- _Challenge_
Give only the number of lines that hold the word "Break".

++++ The data ++++

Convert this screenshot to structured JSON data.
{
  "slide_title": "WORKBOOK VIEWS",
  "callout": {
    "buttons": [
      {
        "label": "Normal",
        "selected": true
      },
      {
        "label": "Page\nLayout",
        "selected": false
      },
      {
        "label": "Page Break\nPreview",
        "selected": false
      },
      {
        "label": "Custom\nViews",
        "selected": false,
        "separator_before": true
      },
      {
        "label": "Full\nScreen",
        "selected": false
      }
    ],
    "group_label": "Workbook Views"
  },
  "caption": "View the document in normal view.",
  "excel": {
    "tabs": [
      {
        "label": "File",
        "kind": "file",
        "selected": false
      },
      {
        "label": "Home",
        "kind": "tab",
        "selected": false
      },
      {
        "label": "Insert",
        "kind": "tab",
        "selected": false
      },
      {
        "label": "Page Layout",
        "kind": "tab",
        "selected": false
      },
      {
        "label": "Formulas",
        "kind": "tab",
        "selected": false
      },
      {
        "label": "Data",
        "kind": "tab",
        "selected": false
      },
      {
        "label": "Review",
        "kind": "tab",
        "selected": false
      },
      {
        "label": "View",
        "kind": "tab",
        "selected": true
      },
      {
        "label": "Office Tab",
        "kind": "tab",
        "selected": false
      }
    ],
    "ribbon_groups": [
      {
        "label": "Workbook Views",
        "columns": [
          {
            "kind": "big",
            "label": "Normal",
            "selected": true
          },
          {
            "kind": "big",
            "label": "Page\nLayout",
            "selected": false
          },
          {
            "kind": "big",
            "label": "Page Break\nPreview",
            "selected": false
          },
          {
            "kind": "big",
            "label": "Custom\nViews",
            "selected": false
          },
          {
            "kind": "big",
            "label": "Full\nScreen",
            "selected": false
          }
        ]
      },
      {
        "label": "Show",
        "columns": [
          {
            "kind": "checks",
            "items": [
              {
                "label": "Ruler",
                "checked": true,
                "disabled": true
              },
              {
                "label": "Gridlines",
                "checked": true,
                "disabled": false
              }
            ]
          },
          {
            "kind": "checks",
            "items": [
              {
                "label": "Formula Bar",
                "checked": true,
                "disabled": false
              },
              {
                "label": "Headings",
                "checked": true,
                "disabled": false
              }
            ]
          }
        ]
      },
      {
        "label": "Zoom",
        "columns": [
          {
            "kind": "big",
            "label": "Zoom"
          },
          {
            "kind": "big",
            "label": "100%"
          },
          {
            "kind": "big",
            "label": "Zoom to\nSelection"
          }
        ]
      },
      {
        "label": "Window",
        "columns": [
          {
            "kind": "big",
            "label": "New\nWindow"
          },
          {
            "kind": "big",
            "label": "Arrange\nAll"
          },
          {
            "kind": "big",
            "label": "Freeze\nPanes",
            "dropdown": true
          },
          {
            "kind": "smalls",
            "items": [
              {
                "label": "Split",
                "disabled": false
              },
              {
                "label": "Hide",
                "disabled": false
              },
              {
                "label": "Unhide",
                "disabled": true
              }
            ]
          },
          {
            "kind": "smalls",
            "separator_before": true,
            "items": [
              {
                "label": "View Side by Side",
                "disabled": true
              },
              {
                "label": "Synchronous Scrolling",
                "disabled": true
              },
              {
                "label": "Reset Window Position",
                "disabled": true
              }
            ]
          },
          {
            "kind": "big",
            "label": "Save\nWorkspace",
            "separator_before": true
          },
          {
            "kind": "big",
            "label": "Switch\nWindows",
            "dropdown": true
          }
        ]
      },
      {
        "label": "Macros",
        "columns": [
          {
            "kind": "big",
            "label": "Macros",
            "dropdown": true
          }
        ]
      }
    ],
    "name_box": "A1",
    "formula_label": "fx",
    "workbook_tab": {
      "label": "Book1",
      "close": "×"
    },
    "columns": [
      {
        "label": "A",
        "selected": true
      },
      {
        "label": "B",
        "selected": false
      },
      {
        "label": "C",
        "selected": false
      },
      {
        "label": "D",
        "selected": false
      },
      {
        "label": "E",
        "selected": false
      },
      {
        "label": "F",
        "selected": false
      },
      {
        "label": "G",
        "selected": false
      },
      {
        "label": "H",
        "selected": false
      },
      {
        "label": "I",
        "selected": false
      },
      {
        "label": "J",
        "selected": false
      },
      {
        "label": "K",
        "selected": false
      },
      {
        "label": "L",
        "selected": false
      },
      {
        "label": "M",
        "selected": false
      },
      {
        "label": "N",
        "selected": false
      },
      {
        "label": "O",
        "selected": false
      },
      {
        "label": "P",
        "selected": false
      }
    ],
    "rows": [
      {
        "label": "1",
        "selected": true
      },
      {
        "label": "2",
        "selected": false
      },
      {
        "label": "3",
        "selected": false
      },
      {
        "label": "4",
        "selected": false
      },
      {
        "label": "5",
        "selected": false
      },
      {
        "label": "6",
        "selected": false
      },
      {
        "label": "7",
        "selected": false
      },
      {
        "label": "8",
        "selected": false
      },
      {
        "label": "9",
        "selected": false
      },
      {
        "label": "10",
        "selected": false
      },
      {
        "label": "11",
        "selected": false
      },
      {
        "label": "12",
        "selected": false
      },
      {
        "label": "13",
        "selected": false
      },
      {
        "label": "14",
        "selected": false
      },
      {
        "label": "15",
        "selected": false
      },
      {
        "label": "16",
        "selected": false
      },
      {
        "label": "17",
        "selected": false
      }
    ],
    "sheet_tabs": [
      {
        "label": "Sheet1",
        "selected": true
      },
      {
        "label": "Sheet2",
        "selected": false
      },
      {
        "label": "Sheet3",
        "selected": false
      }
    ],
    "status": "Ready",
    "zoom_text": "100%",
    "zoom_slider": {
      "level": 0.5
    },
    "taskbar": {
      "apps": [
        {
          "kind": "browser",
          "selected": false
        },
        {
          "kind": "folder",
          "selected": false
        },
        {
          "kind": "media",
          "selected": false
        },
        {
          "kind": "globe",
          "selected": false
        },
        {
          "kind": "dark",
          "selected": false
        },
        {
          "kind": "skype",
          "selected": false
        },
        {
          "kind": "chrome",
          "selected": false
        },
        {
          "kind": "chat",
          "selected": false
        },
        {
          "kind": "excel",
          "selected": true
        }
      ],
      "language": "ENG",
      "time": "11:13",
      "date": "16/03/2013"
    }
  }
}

++++

- _Completed exercise_
2